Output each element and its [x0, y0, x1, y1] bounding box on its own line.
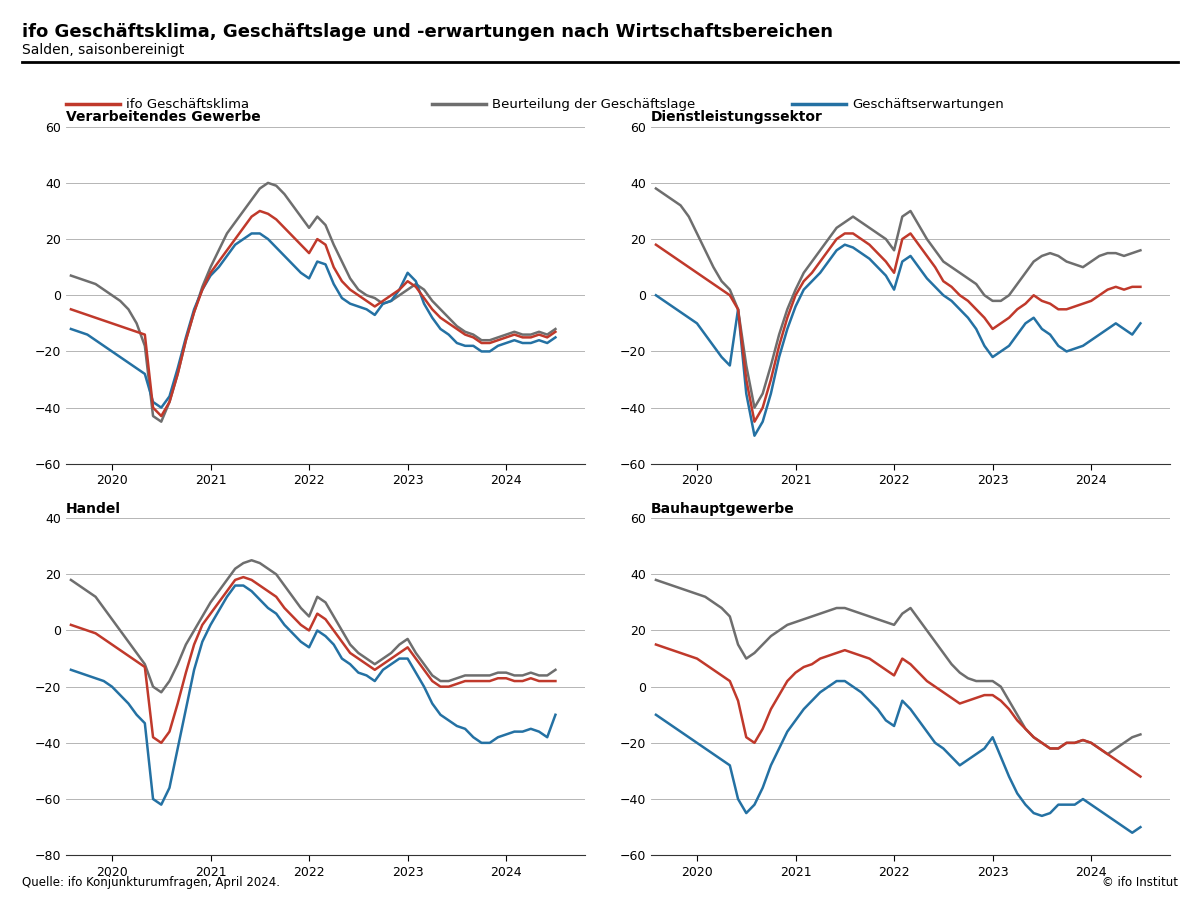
- Text: © ifo Institut: © ifo Institut: [1103, 876, 1178, 889]
- Text: Handel: Handel: [66, 501, 121, 516]
- Text: Salden, saisonbereinigt: Salden, saisonbereinigt: [22, 43, 184, 57]
- Text: Beurteilung der Geschäftslage: Beurteilung der Geschäftslage: [492, 98, 695, 110]
- Text: Quelle: ifo Konjunkturumfragen, April 2024.: Quelle: ifo Konjunkturumfragen, April 20…: [22, 876, 280, 889]
- Text: Dienstleistungssektor: Dienstleistungssektor: [650, 110, 823, 124]
- Text: Verarbeitendes Gewerbe: Verarbeitendes Gewerbe: [66, 110, 260, 124]
- Text: Bauhauptgewerbe: Bauhauptgewerbe: [650, 501, 794, 516]
- Text: Geschäftserwartungen: Geschäftserwartungen: [852, 98, 1003, 110]
- Text: ifo Geschäftsklima: ifo Geschäftsklima: [126, 98, 250, 110]
- Text: ifo Geschäftsklima, Geschäftslage und -erwartungen nach Wirtschaftsbereichen: ifo Geschäftsklima, Geschäftslage und -e…: [22, 23, 833, 41]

-*-*-

- SET TASK -
Edit the rows above so that "Handel" becomes "Einzelhandel" wherever it occurs, keeping every other character as it is. Leave the pictures out of your answer.

- OUTPUT FOR THIS TASK -
Output each element and its [x0, y0, x1, y1] bounding box on its own line.
- Text: © ifo Institut: © ifo Institut: [1103, 876, 1178, 889]
- Text: Einzelhandel: Einzelhandel: [66, 501, 121, 516]
- Text: Salden, saisonbereinigt: Salden, saisonbereinigt: [22, 43, 184, 57]
- Text: Beurteilung der Geschäftslage: Beurteilung der Geschäftslage: [492, 98, 695, 110]
- Text: Quelle: ifo Konjunkturumfragen, April 2024.: Quelle: ifo Konjunkturumfragen, April 20…: [22, 876, 280, 889]
- Text: Dienstleistungssektor: Dienstleistungssektor: [650, 110, 823, 124]
- Text: Verarbeitendes Gewerbe: Verarbeitendes Gewerbe: [66, 110, 260, 124]
- Text: Bauhauptgewerbe: Bauhauptgewerbe: [650, 501, 794, 516]
- Text: Geschäftserwartungen: Geschäftserwartungen: [852, 98, 1003, 110]
- Text: ifo Geschäftsklima: ifo Geschäftsklima: [126, 98, 250, 110]
- Text: ifo Geschäftsklima, Geschäftslage und -erwartungen nach Wirtschaftsbereichen: ifo Geschäftsklima, Geschäftslage und -e…: [22, 23, 833, 41]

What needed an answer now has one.